DATA PROVIDED:
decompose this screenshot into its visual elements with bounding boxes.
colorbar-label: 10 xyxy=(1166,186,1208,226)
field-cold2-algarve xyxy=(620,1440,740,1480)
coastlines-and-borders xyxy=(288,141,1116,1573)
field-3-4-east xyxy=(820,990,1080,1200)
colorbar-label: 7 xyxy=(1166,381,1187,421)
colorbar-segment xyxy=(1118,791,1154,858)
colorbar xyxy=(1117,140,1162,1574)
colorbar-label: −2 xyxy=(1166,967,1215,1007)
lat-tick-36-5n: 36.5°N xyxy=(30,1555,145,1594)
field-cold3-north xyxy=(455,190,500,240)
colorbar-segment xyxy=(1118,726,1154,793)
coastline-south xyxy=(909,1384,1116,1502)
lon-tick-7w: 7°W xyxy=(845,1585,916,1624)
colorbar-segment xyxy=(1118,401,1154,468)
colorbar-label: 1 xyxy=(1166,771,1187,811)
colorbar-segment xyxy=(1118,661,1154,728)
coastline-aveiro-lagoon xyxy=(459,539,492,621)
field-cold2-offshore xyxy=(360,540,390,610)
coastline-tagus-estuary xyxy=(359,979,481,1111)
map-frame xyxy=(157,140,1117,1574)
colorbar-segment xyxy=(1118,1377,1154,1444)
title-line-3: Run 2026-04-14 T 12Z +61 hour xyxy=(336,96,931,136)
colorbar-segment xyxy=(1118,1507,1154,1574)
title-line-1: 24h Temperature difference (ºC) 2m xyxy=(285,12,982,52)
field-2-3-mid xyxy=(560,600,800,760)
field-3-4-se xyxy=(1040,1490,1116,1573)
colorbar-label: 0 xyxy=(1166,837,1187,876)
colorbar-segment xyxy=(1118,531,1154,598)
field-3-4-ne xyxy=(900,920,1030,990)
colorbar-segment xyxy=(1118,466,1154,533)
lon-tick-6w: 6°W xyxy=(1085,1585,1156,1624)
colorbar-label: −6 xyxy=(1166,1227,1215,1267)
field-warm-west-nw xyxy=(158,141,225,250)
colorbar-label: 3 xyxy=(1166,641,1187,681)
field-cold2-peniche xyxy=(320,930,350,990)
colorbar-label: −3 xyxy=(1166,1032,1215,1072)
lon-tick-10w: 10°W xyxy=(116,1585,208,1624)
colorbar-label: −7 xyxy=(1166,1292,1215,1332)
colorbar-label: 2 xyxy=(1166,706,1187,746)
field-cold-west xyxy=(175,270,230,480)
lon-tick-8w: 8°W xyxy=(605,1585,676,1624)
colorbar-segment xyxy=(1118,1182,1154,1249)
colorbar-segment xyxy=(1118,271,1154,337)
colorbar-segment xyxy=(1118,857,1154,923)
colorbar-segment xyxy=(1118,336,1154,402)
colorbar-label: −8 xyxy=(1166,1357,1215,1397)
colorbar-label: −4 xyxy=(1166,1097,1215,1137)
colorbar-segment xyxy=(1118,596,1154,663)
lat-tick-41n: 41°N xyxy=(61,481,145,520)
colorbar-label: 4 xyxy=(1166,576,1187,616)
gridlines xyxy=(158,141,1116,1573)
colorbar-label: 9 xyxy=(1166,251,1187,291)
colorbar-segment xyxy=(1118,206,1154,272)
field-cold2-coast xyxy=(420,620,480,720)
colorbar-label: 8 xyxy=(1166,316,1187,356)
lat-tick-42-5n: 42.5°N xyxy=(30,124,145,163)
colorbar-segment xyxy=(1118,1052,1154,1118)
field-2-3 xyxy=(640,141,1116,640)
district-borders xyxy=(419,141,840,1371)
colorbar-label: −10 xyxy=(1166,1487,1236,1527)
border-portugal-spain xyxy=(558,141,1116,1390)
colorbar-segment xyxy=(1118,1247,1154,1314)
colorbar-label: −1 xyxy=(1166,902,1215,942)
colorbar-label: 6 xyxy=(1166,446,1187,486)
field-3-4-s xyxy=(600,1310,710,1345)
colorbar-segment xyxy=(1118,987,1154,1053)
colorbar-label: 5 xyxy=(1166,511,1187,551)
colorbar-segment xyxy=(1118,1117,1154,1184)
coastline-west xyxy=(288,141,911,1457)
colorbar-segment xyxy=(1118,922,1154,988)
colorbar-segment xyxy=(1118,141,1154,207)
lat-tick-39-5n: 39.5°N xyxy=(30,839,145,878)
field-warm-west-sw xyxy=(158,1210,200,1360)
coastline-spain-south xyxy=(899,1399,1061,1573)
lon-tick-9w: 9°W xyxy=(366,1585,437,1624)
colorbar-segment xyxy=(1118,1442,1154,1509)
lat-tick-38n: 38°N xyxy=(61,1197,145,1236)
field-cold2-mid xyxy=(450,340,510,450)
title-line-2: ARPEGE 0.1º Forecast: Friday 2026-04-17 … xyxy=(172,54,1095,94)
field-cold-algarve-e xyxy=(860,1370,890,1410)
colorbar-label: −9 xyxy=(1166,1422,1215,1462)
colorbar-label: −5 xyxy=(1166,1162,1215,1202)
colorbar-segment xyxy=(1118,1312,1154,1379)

GIVEN TASK: Extract every line of the data without any change, from the first line through the line containing "field-3-4-ne xyxy=(900,920,1030,990)", including both.

THE SOLUTION:
decompose this screenshot into its visual elements with bounding boxes.
colorbar-label: 10 xyxy=(1166,186,1208,226)
field-cold2-algarve xyxy=(620,1440,740,1480)
coastlines-and-borders xyxy=(288,141,1116,1573)
field-3-4-east xyxy=(820,990,1080,1200)
colorbar-label: 7 xyxy=(1166,381,1187,421)
colorbar-segment xyxy=(1118,791,1154,858)
colorbar xyxy=(1117,140,1162,1574)
colorbar-label: −2 xyxy=(1166,967,1215,1007)
lat-tick-36-5n: 36.5°N xyxy=(30,1555,145,1594)
field-cold3-north xyxy=(455,190,500,240)
colorbar-segment xyxy=(1118,726,1154,793)
coastline-south xyxy=(909,1384,1116,1502)
lon-tick-7w: 7°W xyxy=(845,1585,916,1624)
colorbar-segment xyxy=(1118,401,1154,468)
colorbar-label: 1 xyxy=(1166,771,1187,811)
colorbar-segment xyxy=(1118,661,1154,728)
coastline-aveiro-lagoon xyxy=(459,539,492,621)
field-cold2-offshore xyxy=(360,540,390,610)
coastline-tagus-estuary xyxy=(359,979,481,1111)
map-frame xyxy=(157,140,1117,1574)
colorbar-segment xyxy=(1118,1377,1154,1444)
title-line-3: Run 2026-04-14 T 12Z +61 hour xyxy=(336,96,931,136)
colorbar-segment xyxy=(1118,1507,1154,1574)
title-line-1: 24h Temperature difference (ºC) 2m xyxy=(285,12,982,52)
field-2-3-mid xyxy=(560,600,800,760)
field-3-4-se xyxy=(1040,1490,1116,1573)
colorbar-label: 0 xyxy=(1166,837,1187,876)
colorbar-segment xyxy=(1118,531,1154,598)
field-3-4-ne xyxy=(900,920,1030,990)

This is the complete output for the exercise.